• _PROBLEM REQUIREMENTS_: Reproduce the listing below line for line, with no changes.
★ ★ ★ ★ ★ ★ ★
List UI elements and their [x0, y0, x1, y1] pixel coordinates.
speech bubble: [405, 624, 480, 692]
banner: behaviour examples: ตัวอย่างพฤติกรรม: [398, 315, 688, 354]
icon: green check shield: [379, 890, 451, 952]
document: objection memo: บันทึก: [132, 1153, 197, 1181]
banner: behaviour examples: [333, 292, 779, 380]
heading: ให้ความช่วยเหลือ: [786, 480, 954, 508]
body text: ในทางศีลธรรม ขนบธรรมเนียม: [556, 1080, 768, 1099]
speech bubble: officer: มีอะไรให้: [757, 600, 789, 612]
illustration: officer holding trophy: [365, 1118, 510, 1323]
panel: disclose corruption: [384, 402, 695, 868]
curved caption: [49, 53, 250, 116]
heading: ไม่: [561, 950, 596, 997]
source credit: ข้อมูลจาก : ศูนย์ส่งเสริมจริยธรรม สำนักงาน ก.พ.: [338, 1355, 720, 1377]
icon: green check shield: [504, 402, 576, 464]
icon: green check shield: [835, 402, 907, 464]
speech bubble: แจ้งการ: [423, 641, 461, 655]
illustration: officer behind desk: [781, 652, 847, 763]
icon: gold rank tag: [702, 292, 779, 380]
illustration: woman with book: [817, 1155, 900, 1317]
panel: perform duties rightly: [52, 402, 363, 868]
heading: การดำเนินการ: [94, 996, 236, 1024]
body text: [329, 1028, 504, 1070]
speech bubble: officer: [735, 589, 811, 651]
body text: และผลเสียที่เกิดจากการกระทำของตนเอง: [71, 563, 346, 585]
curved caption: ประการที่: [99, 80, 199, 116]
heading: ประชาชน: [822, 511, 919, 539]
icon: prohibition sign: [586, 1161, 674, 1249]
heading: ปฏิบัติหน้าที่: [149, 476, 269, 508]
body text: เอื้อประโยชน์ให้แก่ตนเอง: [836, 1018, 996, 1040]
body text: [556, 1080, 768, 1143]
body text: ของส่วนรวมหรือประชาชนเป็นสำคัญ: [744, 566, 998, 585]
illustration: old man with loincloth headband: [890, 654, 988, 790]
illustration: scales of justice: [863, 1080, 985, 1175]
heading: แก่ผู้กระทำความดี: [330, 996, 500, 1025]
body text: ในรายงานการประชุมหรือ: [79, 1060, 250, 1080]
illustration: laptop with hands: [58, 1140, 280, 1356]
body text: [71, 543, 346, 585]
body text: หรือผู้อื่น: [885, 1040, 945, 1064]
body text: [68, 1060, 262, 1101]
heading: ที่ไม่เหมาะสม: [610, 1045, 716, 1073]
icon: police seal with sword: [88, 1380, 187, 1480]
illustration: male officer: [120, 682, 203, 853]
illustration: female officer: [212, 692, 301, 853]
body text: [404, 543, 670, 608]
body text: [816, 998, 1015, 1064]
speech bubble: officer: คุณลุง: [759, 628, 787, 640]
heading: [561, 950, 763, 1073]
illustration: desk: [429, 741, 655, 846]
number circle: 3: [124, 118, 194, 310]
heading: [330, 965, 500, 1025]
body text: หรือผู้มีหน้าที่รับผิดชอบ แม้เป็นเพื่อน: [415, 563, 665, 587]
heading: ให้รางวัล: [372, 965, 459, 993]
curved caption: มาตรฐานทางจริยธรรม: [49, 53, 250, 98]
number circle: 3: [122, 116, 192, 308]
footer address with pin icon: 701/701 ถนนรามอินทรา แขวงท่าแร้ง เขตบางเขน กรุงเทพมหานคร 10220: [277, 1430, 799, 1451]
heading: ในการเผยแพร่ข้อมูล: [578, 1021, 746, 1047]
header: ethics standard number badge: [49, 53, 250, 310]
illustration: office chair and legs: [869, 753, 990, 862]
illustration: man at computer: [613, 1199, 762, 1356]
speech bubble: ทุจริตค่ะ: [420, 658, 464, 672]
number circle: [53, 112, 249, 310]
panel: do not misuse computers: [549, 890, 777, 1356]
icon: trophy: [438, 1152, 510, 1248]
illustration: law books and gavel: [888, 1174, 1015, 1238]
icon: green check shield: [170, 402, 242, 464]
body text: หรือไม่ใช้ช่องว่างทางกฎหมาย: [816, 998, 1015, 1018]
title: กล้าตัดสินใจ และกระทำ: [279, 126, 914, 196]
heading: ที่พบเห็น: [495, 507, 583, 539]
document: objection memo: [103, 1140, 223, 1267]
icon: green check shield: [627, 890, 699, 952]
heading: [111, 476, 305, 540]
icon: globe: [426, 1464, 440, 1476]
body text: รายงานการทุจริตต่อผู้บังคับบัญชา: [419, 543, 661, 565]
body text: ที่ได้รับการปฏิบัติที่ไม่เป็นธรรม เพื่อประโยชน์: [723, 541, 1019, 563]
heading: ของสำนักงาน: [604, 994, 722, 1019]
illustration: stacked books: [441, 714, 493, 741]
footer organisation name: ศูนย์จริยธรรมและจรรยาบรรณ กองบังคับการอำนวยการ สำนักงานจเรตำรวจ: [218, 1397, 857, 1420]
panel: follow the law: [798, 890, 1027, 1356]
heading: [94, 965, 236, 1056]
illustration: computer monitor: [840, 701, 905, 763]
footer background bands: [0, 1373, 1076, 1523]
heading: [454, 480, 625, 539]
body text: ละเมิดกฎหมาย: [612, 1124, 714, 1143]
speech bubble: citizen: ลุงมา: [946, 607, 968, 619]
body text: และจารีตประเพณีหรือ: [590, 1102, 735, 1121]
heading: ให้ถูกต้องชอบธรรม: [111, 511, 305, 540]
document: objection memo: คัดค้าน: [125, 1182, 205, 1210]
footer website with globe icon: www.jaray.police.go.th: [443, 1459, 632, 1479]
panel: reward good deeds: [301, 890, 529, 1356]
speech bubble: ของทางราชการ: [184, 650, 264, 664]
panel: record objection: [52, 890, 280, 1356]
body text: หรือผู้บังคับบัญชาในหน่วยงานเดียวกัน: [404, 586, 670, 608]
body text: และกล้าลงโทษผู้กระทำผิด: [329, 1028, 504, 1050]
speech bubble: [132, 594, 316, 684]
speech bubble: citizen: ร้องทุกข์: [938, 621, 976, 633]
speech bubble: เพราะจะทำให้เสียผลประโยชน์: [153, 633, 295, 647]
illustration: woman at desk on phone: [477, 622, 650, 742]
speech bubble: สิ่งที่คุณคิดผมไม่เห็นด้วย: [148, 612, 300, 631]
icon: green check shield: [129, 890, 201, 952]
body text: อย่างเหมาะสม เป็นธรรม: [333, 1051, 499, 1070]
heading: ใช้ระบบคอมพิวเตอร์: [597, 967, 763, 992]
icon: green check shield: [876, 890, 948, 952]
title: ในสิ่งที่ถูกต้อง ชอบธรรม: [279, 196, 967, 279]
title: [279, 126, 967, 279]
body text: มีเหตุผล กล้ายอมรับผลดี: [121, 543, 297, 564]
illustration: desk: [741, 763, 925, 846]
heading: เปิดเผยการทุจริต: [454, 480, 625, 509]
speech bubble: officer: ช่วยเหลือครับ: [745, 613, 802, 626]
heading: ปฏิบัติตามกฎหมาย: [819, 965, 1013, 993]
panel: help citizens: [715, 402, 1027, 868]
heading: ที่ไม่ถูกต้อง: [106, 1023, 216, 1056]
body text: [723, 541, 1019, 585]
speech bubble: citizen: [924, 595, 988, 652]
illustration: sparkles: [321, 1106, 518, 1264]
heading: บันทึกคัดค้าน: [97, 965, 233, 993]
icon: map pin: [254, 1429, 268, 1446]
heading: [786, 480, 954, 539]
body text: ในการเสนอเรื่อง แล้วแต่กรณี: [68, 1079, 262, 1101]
★ ★ ★ ★ ★ ★ ★
• _CORRECT OUTPUT_:
List UI elements and their [x0, y0, x1, y1] pixel coordinates.
speech bubble: [405, 624, 480, 692]
banner: behaviour examples: ตัวอย่างพฤติกรรม: [398, 315, 688, 354]
icon: green check shield: [379, 890, 451, 952]
document: objection memo: บันทึก: [132, 1153, 197, 1181]
banner: behaviour examples: [333, 292, 779, 380]
heading: ให้ความช่วยเหลือ: [786, 480, 954, 508]
body text: ในทางศีลธรรม ขนบธรรมเนียม: [556, 1080, 768, 1099]
speech bubble: officer: มีอะไรให้: [757, 600, 789, 612]
illustration: officer holding trophy: [365, 1118, 510, 1323]
panel: disclose corruption: [384, 402, 695, 868]
curved caption: [49, 53, 250, 116]
heading: ไม่: [561, 950, 596, 997]
source credit: ข้อมูลจาก : ศูนย์ส่งเสริมจริยธรรม สำนักงาน ก.พ.: [338, 1355, 720, 1377]
icon: green check shield: [504, 402, 576, 464]
icon: green check shield: [835, 402, 907, 464]
speech bubble: แจ้งการ: [423, 641, 461, 655]
illustration: officer behind desk: [781, 652, 847, 763]
icon: gold rank tag: [702, 292, 779, 380]
illustration: woman with book: [817, 1155, 900, 1317]
panel: perform duties rightly: [52, 402, 363, 868]
heading: การดำเนินการ: [94, 996, 236, 1024]
body text: [329, 1028, 504, 1070]
speech bubble: officer: [735, 589, 811, 651]
body text: และผลเสียที่เกิดจากการกระทำของตนเอง: [71, 563, 346, 585]
curved caption: ประการที่: [99, 80, 199, 116]
heading: ประชาชน: [822, 511, 919, 539]
icon: prohibition sign: [586, 1161, 674, 1249]
heading: ปฏิบัติหน้าที่: [149, 476, 269, 508]
body text: เอื้อประโยชน์ให้แก่ตนเอง: [836, 1018, 996, 1040]
body text: [556, 1080, 768, 1143]
body text: ของส่วนรวมหรือประชาชนเป็นสำคัญ: [744, 566, 998, 585]
illustration: old man with loincloth headband: [890, 654, 988, 790]
illustration: scales of justice: [863, 1080, 985, 1175]
heading: แก่ผู้กระทำความดี: [330, 996, 500, 1025]
body text: ในรายงานการประชุมหรือ: [79, 1060, 250, 1080]
illustration: laptop with hands: [58, 1140, 280, 1356]
body text: [71, 543, 346, 585]
body text: หรือผู้อื่น: [885, 1040, 945, 1064]
body text: [68, 1060, 262, 1101]
heading: ที่ไม่เหมาะสม: [610, 1045, 716, 1073]
icon: police seal with sword: [88, 1380, 187, 1480]
illustration: male officer: [120, 682, 203, 853]
illustration: female officer: [212, 692, 301, 853]
body text: [404, 543, 670, 608]
body text: [816, 998, 1015, 1064]
speech bubble: officer: คุณลุง: [759, 628, 787, 640]
heading: [561, 950, 763, 1073]
illustration: desk: [429, 741, 655, 846]
number circle: 3: [124, 118, 194, 310]
heading: [330, 965, 500, 1025]
body text: หรือผู้มีหน้าที่รับผิดชอบ แม้เป็นเพื่อน: [415, 563, 665, 587]
heading: ให้รางวัล: [372, 965, 459, 993]
curved caption: มาตรฐานทางจริยธรรม: [49, 53, 250, 98]
number circle: 3: [122, 116, 192, 308]
footer address with pin icon: 701/701 ถนนรามอินทรา แขวงท่าแร้ง เขตบางเขน กรุงเทพมหานคร 10220: [277, 1430, 799, 1451]
heading: ในการเผยแพร่ข้อมูล: [578, 1021, 746, 1047]
header: ethics standard number badge: [49, 53, 250, 310]
illustration: office chair and legs: [869, 753, 990, 862]
illustration: man at computer: [613, 1199, 762, 1356]
speech bubble: ทุจริตค่ะ: [420, 658, 464, 672]
number circle: [53, 112, 249, 310]
panel: do not misuse computers: [549, 890, 777, 1356]
icon: trophy: [438, 1152, 510, 1248]
illustration: law books and gavel: [888, 1174, 1015, 1238]
icon: green check shield: [170, 402, 242, 464]
body text: หรือไม่ใช้ช่องว่างทางกฎหมาย: [816, 998, 1015, 1018]
title: กล้าตัดสินใจ และกระทำ: [279, 126, 914, 196]
heading: ที่พบเห็น: [495, 507, 583, 539]
document: objection memo: [103, 1140, 223, 1267]
icon: green check shield: [627, 890, 699, 952]
heading: [111, 476, 305, 540]
icon: globe: [426, 1464, 440, 1476]
body text: รายงานการทุจริตต่อผู้บังคับบัญชา: [419, 543, 661, 565]
body text: ที่ได้รับการปฏิบัติที่ไม่เป็นธรรม เพื่อประโยชน์: [723, 541, 1019, 563]
heading: ของสำนักงาน: [604, 994, 722, 1019]
illustration: stacked books: [441, 714, 493, 741]
footer organisation name: ศูนย์จริยธรรมและจรรยาบรรณ กองบังคับการอำนวยการ สำนักงานจเรตำรวจ: [218, 1397, 857, 1420]
panel: follow the law: [798, 890, 1027, 1356]
heading: [94, 965, 236, 1056]
illustration: computer monitor: [840, 701, 905, 763]
footer background bands: [0, 1373, 1076, 1523]
heading: [454, 480, 625, 539]
body text: ละเมิดกฎหมาย: [612, 1124, 714, 1143]
speech bubble: citizen: ลุงมา: [946, 607, 968, 619]
body text: และจารีตประเพณีหรือ: [590, 1102, 735, 1121]
heading: ให้ถูกต้องชอบธรรม: [111, 511, 305, 540]
document: objection memo: คัดค้าน: [125, 1182, 205, 1210]
footer website with globe icon: www.jaray.police.go.th: [443, 1459, 632, 1479]
panel: reward good deeds: [301, 890, 529, 1356]
speech bubble: ของทางราชการ: [184, 650, 264, 664]
panel: record objection: [52, 890, 280, 1356]
body text: หรือผู้บังคับบัญชาในหน่วยงานเดียวกัน: [404, 586, 670, 608]
body text: และกล้าลงโทษผู้กระทำผิด: [329, 1028, 504, 1050]
speech bubble: [132, 594, 316, 684]
speech bubble: citizen: ร้องทุกข์: [938, 621, 976, 633]
speech bubble: เพราะจะทำให้เสียผลประโยชน์: [153, 633, 295, 647]
illustration: woman at desk on phone: [477, 622, 650, 742]
speech bubble: สิ่งที่คุณคิดผมไม่เห็นด้วย: [148, 612, 300, 631]
icon: green check shield: [129, 890, 201, 952]
body text: อย่างเหมาะสม เป็นธรรม: [333, 1051, 499, 1070]
heading: ใช้ระบบคอมพิวเตอร์: [597, 967, 763, 992]
icon: green check shield: [876, 890, 948, 952]
title: ในสิ่งที่ถูกต้อง ชอบธรรม: [279, 196, 967, 279]
title: [279, 126, 967, 279]
body text: มีเหตุผล กล้ายอมรับผลดี: [121, 543, 297, 564]
illustration: desk: [741, 763, 925, 846]
heading: เปิดเผยการทุจริต: [454, 480, 625, 509]
speech bubble: officer: ช่วยเหลือครับ: [745, 613, 802, 626]
heading: ปฏิบัติตามกฎหมาย: [819, 965, 1013, 993]
panel: help citizens: [715, 402, 1027, 868]
heading: ที่ไม่ถูกต้อง: [106, 1023, 216, 1056]
body text: [723, 541, 1019, 585]
speech bubble: citizen: [924, 595, 988, 652]
illustration: sparkles: [321, 1106, 518, 1264]
heading: บันทึกคัดค้าน: [97, 965, 233, 993]
icon: map pin: [254, 1429, 268, 1446]
heading: [786, 480, 954, 539]
body text: ในการเสนอเรื่อง แล้วแต่กรณี: [68, 1079, 262, 1101]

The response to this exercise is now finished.